Instructions for the task: Your answer must consist solely of the number of lines that contain the word "középső".

Data section:
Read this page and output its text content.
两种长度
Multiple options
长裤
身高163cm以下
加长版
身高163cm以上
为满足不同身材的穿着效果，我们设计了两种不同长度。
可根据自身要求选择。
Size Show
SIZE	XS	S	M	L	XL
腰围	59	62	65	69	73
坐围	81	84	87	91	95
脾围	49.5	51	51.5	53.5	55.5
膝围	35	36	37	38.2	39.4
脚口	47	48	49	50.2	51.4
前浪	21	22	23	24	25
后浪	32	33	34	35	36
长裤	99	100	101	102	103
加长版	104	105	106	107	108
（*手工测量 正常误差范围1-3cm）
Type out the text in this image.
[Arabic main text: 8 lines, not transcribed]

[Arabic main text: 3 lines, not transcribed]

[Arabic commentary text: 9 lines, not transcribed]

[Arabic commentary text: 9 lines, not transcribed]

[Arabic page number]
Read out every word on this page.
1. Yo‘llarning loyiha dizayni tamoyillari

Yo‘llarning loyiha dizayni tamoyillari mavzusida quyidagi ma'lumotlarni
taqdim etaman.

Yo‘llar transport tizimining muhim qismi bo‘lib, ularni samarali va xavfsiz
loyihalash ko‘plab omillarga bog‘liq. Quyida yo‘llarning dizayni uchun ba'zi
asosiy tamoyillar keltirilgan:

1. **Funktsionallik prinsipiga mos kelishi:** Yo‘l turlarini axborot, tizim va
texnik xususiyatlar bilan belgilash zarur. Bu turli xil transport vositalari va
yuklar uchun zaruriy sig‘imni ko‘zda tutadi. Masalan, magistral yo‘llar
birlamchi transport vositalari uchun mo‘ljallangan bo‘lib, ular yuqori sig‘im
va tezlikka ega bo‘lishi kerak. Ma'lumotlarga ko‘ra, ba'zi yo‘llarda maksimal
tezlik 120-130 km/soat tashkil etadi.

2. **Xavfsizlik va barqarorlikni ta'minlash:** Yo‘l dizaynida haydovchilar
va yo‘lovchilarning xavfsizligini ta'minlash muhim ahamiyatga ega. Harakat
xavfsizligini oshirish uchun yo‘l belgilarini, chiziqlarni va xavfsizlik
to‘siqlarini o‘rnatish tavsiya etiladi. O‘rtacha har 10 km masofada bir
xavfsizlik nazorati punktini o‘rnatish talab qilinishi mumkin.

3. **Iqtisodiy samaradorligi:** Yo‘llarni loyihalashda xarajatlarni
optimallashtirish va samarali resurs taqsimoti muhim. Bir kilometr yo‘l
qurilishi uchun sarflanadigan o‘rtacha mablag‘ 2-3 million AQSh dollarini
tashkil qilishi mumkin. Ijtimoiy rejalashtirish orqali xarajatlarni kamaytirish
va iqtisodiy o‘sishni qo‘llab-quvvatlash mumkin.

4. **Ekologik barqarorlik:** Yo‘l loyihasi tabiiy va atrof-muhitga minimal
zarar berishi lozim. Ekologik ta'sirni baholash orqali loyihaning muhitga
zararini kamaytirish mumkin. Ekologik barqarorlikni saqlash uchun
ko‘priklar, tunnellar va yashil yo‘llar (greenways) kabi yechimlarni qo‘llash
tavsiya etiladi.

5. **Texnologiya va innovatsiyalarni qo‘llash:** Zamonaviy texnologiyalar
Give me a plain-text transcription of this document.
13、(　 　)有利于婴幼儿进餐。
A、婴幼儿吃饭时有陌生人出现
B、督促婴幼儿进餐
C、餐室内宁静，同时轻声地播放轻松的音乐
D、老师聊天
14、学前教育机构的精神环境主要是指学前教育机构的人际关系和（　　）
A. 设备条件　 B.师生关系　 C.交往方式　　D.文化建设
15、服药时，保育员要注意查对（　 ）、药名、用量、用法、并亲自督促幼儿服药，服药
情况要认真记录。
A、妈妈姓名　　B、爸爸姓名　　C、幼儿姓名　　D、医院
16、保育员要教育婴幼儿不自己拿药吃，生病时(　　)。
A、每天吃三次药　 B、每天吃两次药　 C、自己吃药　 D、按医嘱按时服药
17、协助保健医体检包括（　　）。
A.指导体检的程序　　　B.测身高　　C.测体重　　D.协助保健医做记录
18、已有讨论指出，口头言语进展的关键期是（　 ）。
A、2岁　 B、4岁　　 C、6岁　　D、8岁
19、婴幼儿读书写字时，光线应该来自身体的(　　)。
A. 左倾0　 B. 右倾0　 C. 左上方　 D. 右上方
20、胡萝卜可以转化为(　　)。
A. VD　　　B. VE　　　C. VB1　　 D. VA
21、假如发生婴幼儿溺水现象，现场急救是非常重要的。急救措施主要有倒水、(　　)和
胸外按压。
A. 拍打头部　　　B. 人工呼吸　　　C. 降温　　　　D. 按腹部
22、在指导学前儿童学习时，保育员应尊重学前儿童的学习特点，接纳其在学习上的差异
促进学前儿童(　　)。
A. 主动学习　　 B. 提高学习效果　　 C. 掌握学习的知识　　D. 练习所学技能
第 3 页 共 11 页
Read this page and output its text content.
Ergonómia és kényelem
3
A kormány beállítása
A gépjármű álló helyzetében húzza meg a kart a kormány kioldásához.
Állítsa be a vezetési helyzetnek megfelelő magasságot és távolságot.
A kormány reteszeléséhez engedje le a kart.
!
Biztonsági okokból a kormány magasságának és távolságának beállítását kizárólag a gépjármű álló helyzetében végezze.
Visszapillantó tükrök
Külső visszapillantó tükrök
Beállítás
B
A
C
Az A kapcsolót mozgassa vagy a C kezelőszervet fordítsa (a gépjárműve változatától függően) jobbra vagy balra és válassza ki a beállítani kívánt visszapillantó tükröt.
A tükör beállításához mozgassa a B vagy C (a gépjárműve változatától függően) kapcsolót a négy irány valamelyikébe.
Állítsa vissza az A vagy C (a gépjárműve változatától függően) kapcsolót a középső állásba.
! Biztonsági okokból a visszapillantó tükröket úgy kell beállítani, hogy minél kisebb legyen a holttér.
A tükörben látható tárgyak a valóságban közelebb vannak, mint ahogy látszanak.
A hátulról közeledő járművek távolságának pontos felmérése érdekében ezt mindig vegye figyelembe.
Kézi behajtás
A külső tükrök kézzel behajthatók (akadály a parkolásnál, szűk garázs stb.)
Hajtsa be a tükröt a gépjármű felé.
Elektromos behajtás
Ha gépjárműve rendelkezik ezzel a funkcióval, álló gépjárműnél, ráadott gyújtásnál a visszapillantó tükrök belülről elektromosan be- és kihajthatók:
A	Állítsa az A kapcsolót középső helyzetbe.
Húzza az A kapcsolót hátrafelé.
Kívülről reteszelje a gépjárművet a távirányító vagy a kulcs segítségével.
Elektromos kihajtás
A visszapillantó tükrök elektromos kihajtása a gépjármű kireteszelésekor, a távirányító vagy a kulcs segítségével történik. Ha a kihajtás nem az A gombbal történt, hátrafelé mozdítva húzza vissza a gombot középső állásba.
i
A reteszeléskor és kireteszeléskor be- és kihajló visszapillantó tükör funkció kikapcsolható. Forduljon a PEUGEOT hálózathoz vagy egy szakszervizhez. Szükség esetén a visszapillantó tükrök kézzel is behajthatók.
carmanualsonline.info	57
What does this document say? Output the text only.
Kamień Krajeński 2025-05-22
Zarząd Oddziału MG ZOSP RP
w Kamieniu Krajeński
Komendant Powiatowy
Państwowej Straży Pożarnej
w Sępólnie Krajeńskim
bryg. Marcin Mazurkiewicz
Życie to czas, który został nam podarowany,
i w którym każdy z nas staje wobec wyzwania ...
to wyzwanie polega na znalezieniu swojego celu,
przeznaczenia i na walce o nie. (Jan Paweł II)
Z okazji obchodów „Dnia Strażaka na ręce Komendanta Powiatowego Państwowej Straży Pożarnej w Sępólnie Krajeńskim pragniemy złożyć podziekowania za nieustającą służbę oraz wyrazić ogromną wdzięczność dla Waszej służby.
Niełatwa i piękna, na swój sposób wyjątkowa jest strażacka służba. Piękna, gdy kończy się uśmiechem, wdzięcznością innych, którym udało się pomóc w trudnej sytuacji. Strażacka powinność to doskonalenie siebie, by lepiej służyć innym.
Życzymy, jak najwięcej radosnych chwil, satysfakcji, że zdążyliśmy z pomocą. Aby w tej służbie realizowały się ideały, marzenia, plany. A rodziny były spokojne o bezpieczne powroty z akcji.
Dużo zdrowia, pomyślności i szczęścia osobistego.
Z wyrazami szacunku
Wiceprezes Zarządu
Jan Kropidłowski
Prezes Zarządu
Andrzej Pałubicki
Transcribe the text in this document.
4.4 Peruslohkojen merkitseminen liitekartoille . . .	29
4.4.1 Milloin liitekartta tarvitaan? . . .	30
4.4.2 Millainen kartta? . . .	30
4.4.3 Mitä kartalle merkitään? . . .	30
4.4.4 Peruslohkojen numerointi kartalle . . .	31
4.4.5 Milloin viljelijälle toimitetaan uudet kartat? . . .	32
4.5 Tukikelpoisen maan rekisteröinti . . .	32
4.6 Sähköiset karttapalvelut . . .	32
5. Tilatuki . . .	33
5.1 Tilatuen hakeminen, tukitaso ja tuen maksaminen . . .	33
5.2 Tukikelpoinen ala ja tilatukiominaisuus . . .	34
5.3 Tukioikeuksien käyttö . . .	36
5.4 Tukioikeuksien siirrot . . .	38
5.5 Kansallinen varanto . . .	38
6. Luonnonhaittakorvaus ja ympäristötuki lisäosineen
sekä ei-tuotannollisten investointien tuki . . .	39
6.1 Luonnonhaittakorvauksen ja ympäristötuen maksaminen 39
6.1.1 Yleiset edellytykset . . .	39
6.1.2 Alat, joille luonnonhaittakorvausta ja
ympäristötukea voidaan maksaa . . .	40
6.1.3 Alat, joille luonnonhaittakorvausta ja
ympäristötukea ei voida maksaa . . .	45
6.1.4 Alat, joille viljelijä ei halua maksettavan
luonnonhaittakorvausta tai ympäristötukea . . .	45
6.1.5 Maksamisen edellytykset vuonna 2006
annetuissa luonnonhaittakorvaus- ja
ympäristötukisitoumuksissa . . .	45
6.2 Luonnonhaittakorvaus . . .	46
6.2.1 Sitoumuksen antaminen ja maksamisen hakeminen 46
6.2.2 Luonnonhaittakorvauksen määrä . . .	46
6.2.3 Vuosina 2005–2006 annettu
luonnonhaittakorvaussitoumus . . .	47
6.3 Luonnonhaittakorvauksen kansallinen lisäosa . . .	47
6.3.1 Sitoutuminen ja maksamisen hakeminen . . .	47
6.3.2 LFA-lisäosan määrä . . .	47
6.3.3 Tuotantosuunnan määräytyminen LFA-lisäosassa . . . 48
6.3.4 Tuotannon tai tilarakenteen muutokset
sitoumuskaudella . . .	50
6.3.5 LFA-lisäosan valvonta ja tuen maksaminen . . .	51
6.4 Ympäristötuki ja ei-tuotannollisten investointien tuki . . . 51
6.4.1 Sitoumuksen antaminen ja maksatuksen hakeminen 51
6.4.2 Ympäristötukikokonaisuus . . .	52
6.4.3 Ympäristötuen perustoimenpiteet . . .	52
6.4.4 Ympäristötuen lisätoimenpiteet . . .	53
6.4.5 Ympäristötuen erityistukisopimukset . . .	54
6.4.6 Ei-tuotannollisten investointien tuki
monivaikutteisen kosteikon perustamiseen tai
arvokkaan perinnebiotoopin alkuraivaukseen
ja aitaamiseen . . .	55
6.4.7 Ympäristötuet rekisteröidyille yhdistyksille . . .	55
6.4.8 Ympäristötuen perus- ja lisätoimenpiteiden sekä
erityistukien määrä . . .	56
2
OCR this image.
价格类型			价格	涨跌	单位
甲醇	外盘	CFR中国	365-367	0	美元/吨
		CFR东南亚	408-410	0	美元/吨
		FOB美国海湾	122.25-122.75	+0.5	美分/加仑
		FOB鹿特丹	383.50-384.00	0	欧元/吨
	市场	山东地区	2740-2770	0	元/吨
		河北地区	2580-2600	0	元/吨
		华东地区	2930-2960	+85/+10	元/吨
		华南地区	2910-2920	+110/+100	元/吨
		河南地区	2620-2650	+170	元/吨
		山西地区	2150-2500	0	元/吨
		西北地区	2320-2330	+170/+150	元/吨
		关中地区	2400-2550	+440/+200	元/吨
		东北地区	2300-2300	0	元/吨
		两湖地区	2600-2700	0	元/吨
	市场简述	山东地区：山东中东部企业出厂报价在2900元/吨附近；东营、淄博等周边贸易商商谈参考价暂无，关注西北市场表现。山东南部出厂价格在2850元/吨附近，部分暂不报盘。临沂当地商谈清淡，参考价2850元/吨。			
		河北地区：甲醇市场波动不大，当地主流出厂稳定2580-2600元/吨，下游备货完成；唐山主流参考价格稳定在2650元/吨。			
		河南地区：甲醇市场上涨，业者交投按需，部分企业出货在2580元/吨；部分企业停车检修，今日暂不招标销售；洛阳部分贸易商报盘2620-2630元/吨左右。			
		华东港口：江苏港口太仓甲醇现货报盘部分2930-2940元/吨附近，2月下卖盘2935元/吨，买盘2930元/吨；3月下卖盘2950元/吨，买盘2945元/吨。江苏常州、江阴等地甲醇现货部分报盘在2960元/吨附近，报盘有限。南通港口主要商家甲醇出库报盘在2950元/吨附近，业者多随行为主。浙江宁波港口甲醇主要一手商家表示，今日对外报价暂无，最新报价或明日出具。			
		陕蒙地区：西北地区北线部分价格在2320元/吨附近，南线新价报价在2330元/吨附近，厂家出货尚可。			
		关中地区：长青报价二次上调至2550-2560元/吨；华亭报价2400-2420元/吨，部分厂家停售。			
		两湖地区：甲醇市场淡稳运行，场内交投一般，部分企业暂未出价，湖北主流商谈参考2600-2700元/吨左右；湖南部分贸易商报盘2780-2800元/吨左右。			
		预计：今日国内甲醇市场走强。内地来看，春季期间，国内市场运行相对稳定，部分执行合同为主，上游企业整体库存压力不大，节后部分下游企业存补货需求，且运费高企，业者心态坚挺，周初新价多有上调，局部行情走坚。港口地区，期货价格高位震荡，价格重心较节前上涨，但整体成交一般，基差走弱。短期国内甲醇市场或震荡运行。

Task solution: 3